■ **Problem statement**:
Go through the listing and set it down exactly, leaving out its pictures.

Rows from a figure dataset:

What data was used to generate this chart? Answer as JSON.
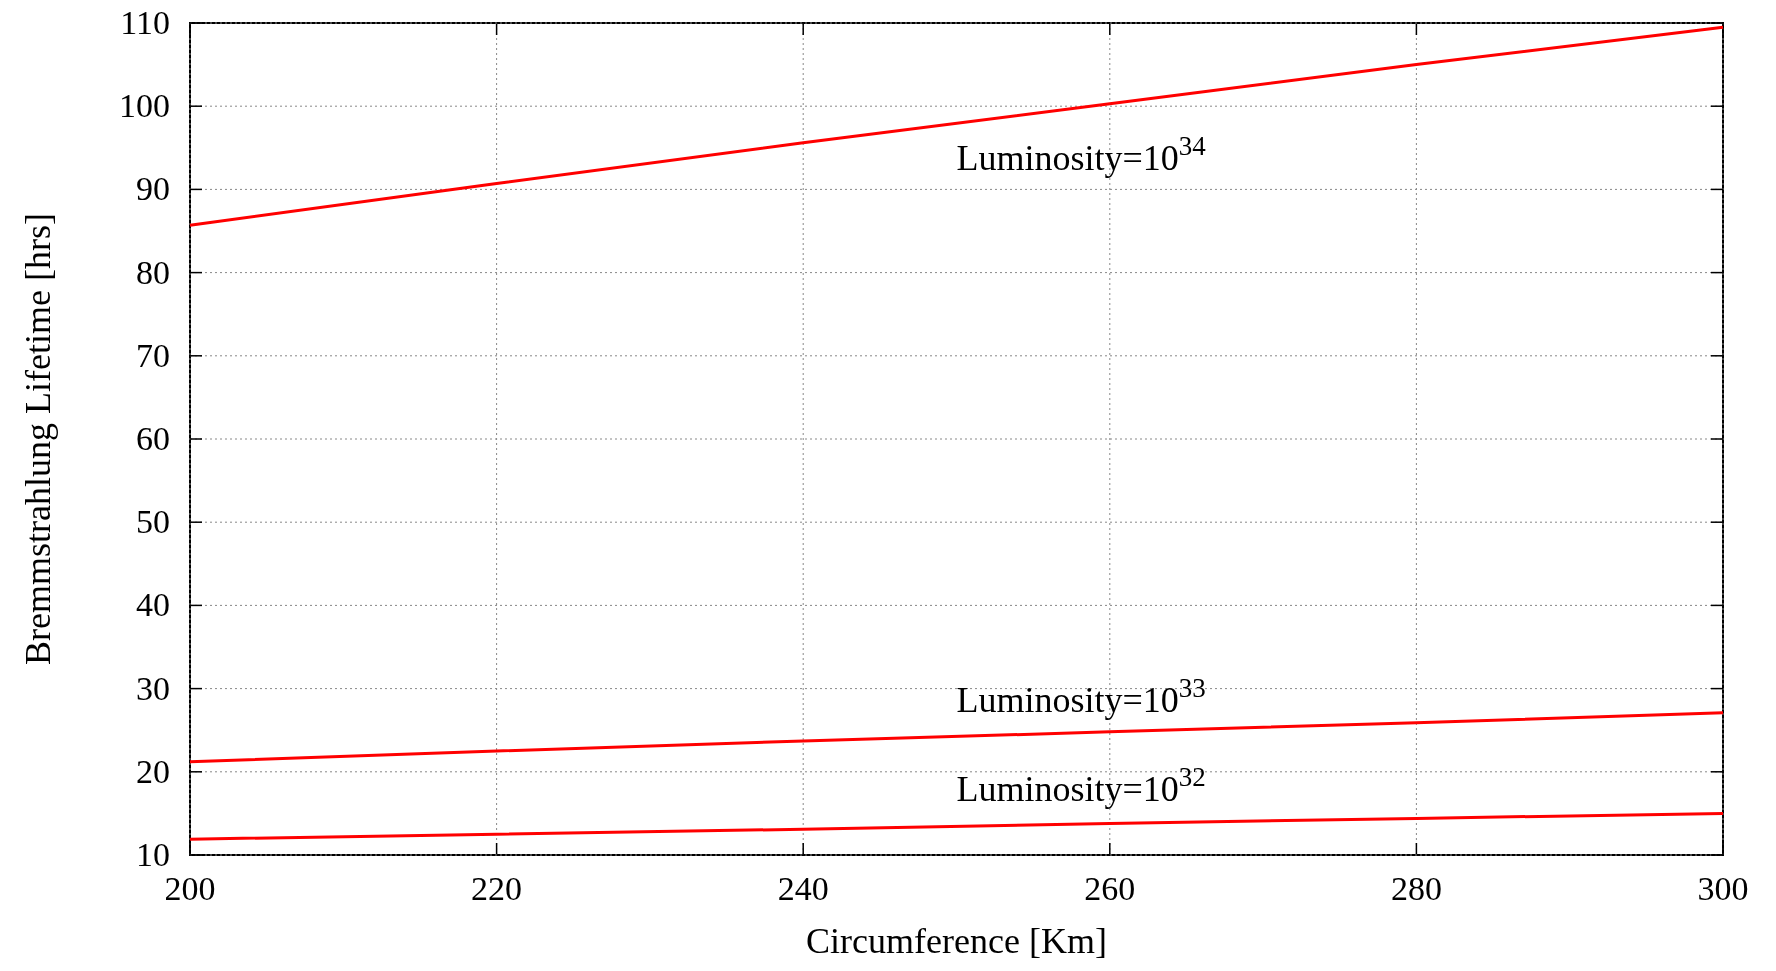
{
  "chart_data": {
    "type": "line",
    "xlabel": "Circumference [Km]",
    "ylabel": "Bremmstrahlung Lifetime [hrs]",
    "x": [
      200,
      220,
      240,
      260,
      280,
      300
    ],
    "series": [
      {
        "name": "Luminosity=10$^{34}$",
        "color": "#ff0000",
        "values": [
          85.7,
          90.7,
          95.6,
          100.3,
          105.0,
          109.5
        ]
      },
      {
        "name": "Luminosity=10$^{33}$",
        "color": "#ff0000",
        "values": [
          21.2,
          22.5,
          23.7,
          24.8,
          25.9,
          27.1
        ]
      },
      {
        "name": "Luminosity=10$^{32}$",
        "color": "#ff0000",
        "values": [
          11.9,
          12.5,
          13.1,
          13.8,
          14.4,
          15.0
        ]
      }
    ],
    "xlim": [
      200,
      300
    ],
    "xticks": [
      200,
      220,
      240,
      260,
      280,
      300
    ],
    "ylim": [
      10,
      110
    ],
    "yticks": [
      10,
      20,
      30,
      40,
      50,
      60,
      70,
      80,
      90,
      100,
      110
    ],
    "grid": true,
    "line_style": "solid",
    "marker": "none"
  }
}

■ **The completed task**:
What data was used to generate this chart? Answer as JSON.
{
  "chart_data": {
    "type": "line",
    "xlabel": "Circumference [Km]",
    "ylabel": "Bremmstrahlung Lifetime [hrs]",
    "x": [
      200,
      220,
      240,
      260,
      280,
      300
    ],
    "series": [
      {
        "name": "Luminosity=10$^{34}$",
        "color": "#ff0000",
        "values": [
          85.7,
          90.7,
          95.6,
          100.3,
          105.0,
          109.5
        ]
      },
      {
        "name": "Luminosity=10$^{33}$",
        "color": "#ff0000",
        "values": [
          21.2,
          22.5,
          23.7,
          24.8,
          25.9,
          27.1
        ]
      },
      {
        "name": "Luminosity=10$^{32}$",
        "color": "#ff0000",
        "values": [
          11.9,
          12.5,
          13.1,
          13.8,
          14.4,
          15.0
        ]
      }
    ],
    "xlim": [
      200,
      300
    ],
    "xticks": [
      200,
      220,
      240,
      260,
      280,
      300
    ],
    "ylim": [
      10,
      110
    ],
    "yticks": [
      10,
      20,
      30,
      40,
      50,
      60,
      70,
      80,
      90,
      100,
      110
    ],
    "grid": true,
    "line_style": "solid",
    "marker": "none"
  }
}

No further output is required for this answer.